Start of EXCERPT PROVIDED
The Rosemarkie Stone or Rosemarkie Cross,  a Class II Pictish stone, is one of the major surviving examples of Pictish art in stone.

Discovery
Carved from fine-grained sandstone, the Rosemarkie stone was found sometime prior to 1821 in the floor of the old church in the village of Rosemarkie.  Rosemarkie was the probable site of a major Pictish monastery, on the Black Isle of Easter Ross.  When found, the stone was broken into two parts that have since been reconstructed.   The reconstructed stone is now on display in Rosemarkie's Groam House Museum.

Description
On the front side is an elaborately decorated cross, while on the reverse side are various common Pictish symbols, including three crescents and v-rods and a double-disc and Z-rod, as well as a smaller cross at the bottom. It is the only Pictish stone to bear three versions of the same symbol.  The sides are also decorated with a number of interlace patterns.
End of EXCERPT PROVIDED
Start of GIVEN RECORDS
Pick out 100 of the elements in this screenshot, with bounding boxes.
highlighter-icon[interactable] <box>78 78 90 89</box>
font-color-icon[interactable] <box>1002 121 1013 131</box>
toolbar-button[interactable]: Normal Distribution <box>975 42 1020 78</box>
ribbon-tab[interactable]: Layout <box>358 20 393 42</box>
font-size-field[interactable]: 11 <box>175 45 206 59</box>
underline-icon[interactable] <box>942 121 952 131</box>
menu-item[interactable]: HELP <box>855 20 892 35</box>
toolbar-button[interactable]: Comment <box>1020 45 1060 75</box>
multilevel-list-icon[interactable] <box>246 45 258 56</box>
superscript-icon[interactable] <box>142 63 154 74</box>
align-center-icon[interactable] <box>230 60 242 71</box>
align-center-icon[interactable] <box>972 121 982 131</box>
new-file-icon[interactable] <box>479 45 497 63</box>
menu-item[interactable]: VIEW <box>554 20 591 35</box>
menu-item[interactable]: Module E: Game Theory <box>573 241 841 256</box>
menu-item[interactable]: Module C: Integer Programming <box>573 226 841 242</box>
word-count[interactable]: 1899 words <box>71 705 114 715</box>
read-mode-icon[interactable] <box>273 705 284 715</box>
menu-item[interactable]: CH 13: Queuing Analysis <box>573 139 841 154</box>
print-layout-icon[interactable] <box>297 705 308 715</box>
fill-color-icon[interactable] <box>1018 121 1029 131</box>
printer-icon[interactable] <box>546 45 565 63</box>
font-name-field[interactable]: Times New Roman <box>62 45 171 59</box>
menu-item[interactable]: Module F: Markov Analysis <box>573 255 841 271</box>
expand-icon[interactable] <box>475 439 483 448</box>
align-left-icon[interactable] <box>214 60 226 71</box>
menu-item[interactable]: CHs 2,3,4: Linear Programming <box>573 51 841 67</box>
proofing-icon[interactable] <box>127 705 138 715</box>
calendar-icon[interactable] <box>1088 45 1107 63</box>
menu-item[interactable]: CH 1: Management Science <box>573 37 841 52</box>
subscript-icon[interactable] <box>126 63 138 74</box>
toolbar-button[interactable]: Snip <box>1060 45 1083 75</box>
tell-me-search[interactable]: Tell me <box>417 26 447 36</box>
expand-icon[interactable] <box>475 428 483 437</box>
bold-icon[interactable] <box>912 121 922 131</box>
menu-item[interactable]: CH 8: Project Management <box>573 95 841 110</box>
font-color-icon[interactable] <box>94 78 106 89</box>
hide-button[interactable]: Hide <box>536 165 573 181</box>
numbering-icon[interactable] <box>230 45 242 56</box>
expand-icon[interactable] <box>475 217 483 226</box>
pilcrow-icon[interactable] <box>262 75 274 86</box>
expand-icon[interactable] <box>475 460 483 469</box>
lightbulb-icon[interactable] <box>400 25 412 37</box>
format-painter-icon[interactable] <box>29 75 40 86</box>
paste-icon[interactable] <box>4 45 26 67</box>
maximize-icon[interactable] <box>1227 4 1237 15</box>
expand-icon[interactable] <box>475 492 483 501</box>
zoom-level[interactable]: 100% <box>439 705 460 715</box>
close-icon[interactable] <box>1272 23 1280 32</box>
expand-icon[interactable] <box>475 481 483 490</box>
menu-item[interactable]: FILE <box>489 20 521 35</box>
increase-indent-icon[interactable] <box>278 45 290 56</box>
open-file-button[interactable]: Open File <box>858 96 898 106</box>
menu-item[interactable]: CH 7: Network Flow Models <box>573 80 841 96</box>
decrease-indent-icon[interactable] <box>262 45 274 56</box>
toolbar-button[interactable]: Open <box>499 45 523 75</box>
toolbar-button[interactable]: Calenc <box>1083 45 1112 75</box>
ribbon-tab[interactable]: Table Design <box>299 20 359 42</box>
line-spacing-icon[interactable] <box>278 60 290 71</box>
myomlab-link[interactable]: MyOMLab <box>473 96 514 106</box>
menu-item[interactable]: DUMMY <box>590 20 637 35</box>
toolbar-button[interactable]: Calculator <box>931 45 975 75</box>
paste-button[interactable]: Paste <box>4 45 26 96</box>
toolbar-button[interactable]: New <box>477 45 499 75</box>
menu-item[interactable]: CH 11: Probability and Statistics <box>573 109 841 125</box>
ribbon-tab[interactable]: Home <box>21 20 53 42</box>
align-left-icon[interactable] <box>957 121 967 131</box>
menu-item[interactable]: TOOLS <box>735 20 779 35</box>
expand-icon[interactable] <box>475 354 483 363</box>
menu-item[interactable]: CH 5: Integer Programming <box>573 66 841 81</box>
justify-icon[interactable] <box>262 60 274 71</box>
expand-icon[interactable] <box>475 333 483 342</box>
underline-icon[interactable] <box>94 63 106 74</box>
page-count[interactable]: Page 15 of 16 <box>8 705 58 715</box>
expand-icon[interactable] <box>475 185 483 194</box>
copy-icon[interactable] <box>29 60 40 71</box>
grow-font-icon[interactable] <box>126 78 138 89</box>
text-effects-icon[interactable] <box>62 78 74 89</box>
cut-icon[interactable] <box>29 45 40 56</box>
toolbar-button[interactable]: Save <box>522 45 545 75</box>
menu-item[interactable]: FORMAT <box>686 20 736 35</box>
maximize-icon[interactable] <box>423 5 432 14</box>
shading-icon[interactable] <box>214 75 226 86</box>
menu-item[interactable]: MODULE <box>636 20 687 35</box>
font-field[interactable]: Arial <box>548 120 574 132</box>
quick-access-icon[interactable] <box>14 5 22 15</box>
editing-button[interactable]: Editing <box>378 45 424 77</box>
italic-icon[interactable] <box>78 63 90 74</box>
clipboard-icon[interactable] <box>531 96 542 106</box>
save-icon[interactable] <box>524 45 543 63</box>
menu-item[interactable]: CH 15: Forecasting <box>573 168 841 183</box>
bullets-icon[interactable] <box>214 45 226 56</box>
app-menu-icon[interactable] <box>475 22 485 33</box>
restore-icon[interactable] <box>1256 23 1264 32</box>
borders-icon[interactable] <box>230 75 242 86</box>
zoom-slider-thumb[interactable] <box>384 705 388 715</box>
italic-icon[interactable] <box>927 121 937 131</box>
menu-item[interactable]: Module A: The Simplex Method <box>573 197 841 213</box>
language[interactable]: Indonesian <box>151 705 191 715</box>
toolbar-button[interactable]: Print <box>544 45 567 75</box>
End of GIVEN RECORDS
Start of GIVEN RECORDS
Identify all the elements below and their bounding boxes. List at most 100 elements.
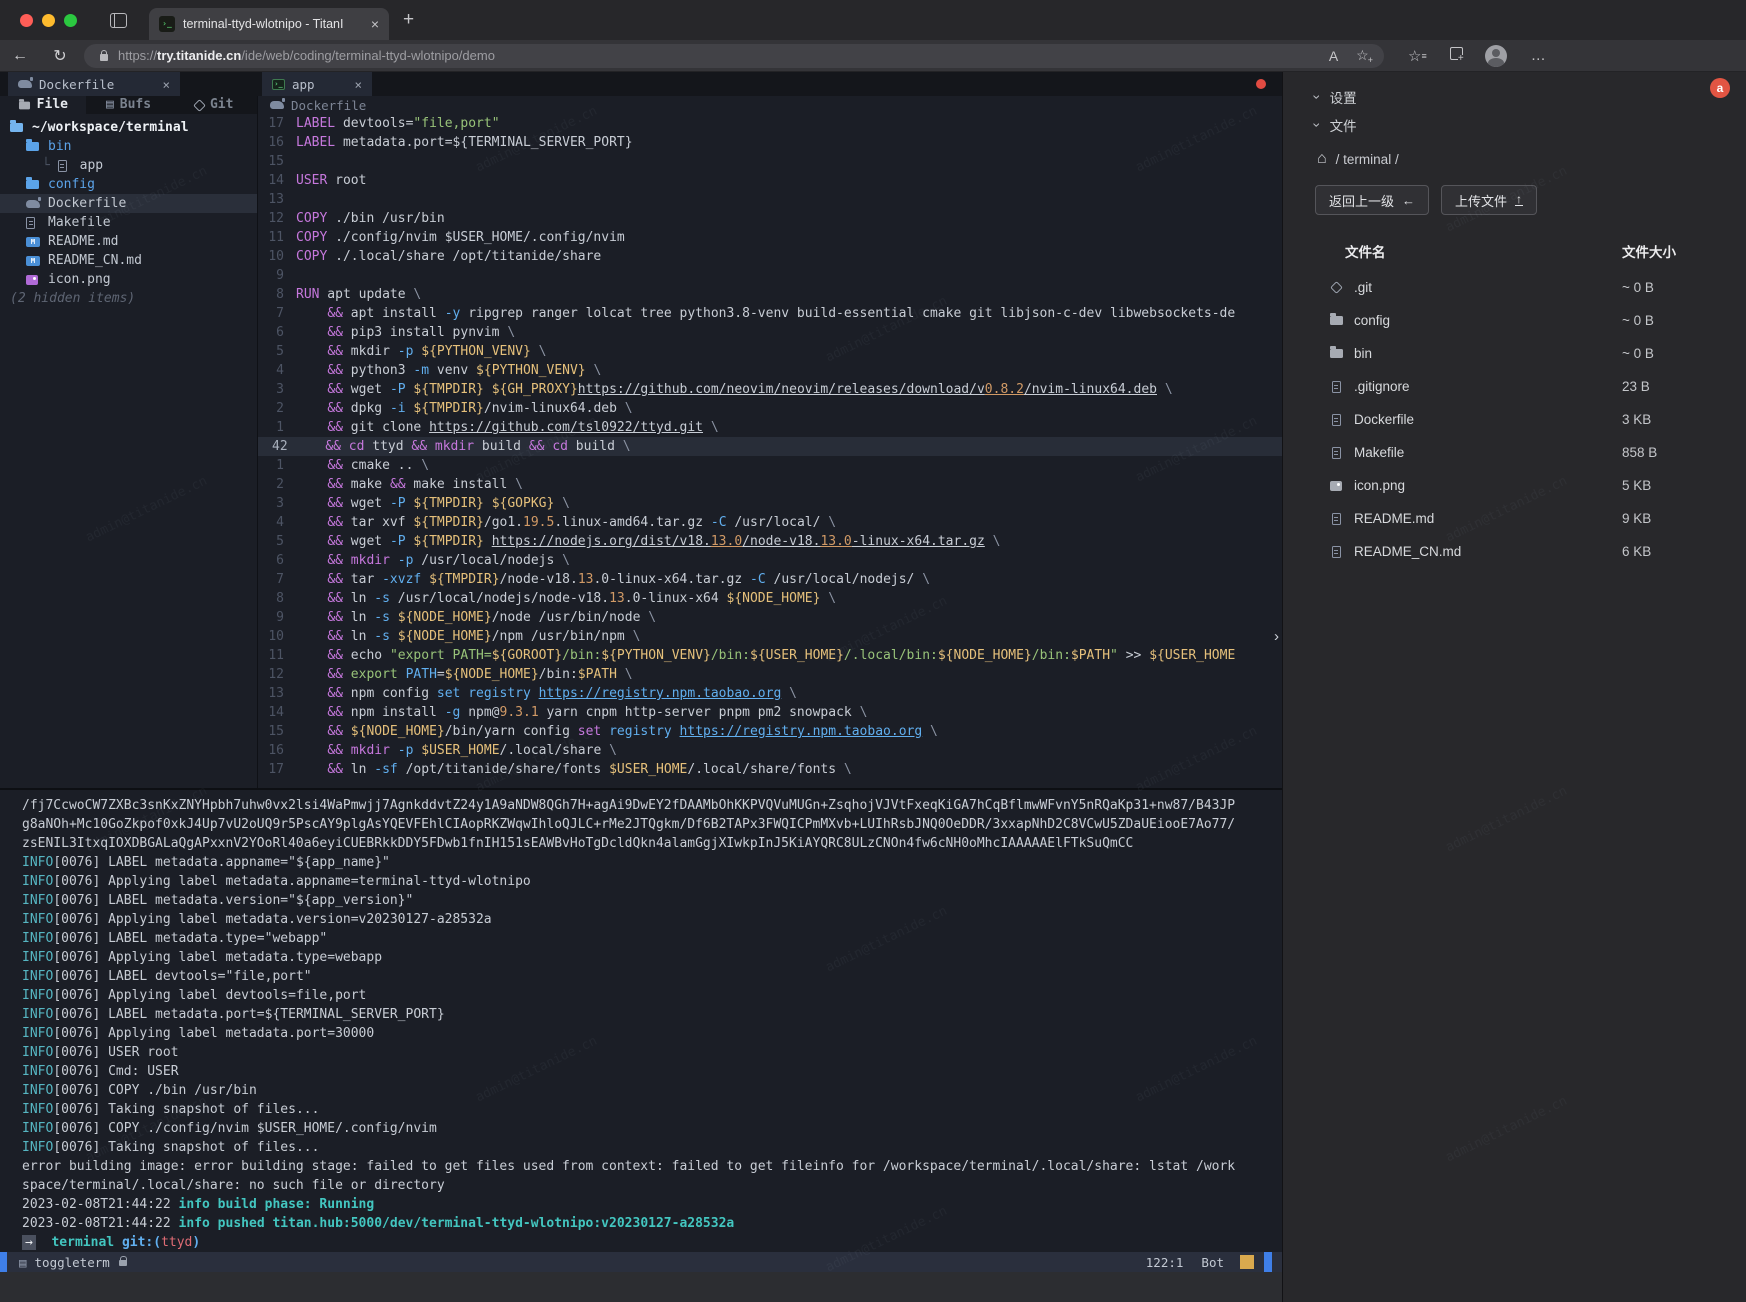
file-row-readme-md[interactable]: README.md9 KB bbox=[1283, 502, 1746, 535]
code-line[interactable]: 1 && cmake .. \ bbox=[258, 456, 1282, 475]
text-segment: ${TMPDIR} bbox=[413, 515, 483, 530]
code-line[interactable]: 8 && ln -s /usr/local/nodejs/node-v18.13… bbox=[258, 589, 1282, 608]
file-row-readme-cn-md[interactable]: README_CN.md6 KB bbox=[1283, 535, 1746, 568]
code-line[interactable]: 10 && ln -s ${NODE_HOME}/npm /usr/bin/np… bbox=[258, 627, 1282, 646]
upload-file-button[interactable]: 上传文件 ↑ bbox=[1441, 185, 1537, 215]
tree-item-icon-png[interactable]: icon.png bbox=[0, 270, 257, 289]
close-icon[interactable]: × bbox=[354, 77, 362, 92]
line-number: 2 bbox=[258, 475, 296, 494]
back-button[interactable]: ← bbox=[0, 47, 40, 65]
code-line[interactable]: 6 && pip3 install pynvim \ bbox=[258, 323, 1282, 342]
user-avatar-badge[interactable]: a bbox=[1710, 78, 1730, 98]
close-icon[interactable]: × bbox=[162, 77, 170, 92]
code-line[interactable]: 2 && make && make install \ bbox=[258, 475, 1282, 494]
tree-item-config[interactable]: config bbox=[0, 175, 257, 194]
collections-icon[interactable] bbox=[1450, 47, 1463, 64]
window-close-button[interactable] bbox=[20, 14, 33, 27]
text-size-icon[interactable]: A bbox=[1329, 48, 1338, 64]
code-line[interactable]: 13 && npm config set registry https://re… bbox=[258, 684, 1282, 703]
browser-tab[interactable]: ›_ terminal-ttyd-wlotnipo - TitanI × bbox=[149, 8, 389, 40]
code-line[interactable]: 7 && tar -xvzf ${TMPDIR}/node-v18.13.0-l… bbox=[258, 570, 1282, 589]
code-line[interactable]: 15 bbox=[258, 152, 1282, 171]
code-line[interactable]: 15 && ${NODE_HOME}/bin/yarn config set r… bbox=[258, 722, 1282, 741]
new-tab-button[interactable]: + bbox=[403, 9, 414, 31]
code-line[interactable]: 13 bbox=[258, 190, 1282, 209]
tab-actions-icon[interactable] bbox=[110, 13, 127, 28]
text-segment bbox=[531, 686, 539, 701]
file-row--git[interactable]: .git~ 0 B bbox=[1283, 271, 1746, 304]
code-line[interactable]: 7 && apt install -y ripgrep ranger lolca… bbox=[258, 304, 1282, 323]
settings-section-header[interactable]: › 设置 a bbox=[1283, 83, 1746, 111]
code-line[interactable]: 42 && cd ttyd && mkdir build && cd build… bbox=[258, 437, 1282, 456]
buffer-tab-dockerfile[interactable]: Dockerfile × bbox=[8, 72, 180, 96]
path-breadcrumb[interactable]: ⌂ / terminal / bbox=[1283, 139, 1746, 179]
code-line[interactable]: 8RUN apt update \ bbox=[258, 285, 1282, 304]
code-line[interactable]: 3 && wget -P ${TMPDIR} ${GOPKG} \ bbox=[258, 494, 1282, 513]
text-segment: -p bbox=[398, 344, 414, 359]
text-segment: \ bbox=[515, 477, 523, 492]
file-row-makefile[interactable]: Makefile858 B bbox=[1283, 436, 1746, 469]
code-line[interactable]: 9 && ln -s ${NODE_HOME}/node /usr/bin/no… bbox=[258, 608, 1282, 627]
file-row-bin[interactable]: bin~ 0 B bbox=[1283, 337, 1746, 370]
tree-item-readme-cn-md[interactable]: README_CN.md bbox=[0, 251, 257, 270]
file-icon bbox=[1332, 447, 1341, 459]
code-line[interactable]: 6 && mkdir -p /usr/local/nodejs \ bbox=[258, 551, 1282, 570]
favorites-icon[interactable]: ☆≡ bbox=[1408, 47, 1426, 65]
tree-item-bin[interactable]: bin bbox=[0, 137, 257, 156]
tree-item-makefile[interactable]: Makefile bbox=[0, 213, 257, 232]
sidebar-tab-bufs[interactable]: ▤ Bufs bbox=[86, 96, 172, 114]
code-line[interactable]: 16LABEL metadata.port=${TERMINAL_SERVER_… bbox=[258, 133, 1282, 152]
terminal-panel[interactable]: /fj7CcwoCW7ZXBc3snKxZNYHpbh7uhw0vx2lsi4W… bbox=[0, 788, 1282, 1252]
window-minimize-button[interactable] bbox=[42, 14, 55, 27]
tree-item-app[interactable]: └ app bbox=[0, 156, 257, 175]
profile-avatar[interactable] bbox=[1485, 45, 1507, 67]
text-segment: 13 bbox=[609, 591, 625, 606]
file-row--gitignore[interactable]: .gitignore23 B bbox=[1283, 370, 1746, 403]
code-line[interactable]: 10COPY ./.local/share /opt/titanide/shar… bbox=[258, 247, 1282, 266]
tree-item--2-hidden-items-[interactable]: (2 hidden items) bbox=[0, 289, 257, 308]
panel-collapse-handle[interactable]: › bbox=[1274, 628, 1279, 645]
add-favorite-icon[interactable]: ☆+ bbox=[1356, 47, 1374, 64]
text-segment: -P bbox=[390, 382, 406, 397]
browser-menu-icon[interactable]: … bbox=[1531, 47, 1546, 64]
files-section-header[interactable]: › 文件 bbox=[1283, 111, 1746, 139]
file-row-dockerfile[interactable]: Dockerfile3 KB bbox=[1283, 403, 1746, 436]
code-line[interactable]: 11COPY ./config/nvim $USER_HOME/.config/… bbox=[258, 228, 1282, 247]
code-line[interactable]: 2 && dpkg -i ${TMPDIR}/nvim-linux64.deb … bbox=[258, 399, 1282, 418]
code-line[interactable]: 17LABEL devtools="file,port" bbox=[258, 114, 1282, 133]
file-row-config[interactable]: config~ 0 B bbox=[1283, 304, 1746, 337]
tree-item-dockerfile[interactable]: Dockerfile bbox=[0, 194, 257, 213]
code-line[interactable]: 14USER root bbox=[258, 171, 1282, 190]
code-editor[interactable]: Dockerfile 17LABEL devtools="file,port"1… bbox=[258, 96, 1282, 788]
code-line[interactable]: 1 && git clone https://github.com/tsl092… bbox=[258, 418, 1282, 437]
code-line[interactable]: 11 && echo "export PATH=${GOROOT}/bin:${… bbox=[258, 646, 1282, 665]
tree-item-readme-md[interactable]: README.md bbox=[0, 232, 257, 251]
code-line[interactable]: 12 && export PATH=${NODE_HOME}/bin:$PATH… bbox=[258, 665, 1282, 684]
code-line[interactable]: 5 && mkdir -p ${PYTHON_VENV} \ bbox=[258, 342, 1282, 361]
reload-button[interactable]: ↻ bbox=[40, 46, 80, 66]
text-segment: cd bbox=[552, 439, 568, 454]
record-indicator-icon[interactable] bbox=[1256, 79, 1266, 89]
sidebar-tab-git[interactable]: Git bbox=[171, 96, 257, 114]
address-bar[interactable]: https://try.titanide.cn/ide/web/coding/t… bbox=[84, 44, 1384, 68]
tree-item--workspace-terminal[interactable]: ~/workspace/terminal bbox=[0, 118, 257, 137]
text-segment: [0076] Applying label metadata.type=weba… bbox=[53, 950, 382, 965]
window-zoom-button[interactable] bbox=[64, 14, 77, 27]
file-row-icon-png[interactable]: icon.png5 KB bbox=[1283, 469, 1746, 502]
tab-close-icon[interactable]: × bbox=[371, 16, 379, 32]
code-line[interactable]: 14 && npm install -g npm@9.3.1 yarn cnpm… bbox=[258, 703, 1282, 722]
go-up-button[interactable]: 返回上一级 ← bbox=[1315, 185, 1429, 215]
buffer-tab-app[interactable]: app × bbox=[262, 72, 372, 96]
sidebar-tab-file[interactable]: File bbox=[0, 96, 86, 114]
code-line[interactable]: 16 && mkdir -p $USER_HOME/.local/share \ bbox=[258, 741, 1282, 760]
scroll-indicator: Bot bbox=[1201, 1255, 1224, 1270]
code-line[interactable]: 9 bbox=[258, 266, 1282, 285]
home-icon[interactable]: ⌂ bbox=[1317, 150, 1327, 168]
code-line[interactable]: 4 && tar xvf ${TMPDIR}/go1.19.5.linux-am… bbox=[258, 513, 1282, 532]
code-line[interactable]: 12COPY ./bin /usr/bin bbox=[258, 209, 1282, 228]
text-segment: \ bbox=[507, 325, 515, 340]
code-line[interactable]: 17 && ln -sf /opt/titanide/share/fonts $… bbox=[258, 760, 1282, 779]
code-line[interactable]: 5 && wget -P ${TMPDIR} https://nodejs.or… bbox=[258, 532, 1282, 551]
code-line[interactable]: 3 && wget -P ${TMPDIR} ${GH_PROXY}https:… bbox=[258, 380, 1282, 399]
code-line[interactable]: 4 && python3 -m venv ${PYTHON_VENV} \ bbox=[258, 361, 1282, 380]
End of GIVEN RECORDS
§ WRITTEN EXERCISE
Answer these questions about the Rosemarkie Stone text:
(a) What material was the stone carved from?
(b) Where is the reconstructed stone displayed today?
(c) What decorates the sides of the stone?

§ THE OUTPUT
(a) Fine-grained sandstone
(b) Rosemarkie's Groam House Museum
(c) Interlace patterns